Goal:
Compile every line that includes the word "ROAD".

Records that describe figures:
———

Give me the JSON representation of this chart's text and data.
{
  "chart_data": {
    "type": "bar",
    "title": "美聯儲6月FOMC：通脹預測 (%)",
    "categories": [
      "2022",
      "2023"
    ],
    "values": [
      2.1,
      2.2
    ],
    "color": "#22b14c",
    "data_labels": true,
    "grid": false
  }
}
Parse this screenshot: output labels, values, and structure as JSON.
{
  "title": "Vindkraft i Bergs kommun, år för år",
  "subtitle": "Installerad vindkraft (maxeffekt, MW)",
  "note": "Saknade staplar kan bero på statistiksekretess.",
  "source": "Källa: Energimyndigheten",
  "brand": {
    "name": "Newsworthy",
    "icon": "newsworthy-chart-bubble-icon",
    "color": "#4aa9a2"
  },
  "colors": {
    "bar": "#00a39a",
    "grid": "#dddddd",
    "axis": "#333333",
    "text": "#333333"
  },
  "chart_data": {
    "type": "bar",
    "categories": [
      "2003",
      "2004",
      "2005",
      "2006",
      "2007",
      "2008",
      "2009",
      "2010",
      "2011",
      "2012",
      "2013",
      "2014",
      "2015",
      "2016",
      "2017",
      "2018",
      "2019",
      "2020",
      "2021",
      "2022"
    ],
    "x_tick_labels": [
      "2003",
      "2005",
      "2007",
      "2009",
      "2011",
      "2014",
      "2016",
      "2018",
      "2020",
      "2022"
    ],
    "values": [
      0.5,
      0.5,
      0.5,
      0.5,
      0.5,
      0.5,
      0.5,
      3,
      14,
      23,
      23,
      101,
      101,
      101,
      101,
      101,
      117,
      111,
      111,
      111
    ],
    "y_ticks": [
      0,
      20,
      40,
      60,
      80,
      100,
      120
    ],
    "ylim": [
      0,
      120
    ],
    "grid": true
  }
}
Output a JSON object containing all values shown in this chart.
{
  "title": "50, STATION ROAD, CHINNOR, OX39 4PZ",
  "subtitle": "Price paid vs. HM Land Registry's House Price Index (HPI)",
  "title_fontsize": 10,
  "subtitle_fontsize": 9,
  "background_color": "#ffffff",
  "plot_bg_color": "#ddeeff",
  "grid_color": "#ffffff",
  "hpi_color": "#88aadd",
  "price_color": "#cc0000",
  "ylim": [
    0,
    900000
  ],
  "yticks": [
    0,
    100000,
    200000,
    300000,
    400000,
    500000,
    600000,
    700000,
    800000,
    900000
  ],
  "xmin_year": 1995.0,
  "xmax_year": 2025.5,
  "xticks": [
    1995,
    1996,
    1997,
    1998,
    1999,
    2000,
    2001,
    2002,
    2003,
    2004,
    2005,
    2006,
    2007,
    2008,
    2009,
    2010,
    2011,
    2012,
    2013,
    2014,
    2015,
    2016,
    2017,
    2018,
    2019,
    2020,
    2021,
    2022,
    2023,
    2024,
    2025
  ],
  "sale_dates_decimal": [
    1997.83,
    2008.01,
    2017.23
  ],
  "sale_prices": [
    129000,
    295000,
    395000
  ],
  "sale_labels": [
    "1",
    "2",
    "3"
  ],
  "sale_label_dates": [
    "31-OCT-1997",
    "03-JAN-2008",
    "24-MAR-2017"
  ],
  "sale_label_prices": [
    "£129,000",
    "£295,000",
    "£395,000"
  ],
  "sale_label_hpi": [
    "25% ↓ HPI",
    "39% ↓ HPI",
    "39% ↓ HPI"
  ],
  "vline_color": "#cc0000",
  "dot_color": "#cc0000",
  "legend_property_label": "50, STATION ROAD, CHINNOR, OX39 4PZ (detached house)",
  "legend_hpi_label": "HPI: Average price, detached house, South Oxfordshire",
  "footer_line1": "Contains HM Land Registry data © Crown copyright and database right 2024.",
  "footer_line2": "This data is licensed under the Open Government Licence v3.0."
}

———

Full solution:
  "title": "50, STATION ROAD, CHINNOR, OX39 4PZ",
  "legend_property_label": "50, STATION ROAD, CHINNOR, OX39 4PZ (detached house)",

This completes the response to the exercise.